§ **Directions for this task**:
Return the listing below in full, with every line exactly as it is.

=-=-=-=-=

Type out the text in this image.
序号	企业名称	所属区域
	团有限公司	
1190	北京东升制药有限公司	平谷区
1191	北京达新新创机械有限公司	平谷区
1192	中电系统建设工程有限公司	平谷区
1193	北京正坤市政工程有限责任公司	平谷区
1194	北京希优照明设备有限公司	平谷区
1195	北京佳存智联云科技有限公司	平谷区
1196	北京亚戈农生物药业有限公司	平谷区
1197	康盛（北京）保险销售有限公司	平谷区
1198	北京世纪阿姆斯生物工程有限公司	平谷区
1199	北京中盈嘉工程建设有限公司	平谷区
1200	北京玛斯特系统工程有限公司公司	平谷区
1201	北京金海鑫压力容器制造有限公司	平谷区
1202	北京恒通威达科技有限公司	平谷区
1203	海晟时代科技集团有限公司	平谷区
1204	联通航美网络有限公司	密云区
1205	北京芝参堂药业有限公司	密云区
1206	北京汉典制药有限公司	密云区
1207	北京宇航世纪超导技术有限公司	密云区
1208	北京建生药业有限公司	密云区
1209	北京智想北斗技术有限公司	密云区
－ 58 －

=-=-=-=-=

§ **Expected answer**:
Type out the text in this image.
序号	企业名称	所属区域
	团有限公司	
1190	北京东升制药有限公司	平谷区
1191	北京达新新创机械有限公司	平谷区
1192	中电系统建设工程有限公司	平谷区
1193	北京正坤市政工程有限责任公司	平谷区
1194	北京希优照明设备有限公司	平谷区
1195	北京佳存智联云科技有限公司	平谷区
1196	北京亚戈农生物药业有限公司	平谷区
1197	康盛（北京）保险销售有限公司	平谷区
1198	北京世纪阿姆斯生物工程有限公司	平谷区
1199	北京中盈嘉工程建设有限公司	平谷区
1200	北京玛斯特系统工程有限公司公司	平谷区
1201	北京金海鑫压力容器制造有限公司	平谷区
1202	北京恒通威达科技有限公司	平谷区
1203	海晟时代科技集团有限公司	平谷区
1204	联通航美网络有限公司	密云区
1205	北京芝参堂药业有限公司	密云区
1206	北京汉典制药有限公司	密云区
1207	北京宇航世纪超导技术有限公司	密云区
1208	北京建生药业有限公司	密云区
1209	北京智想北斗技术有限公司	密云区
－ 58 －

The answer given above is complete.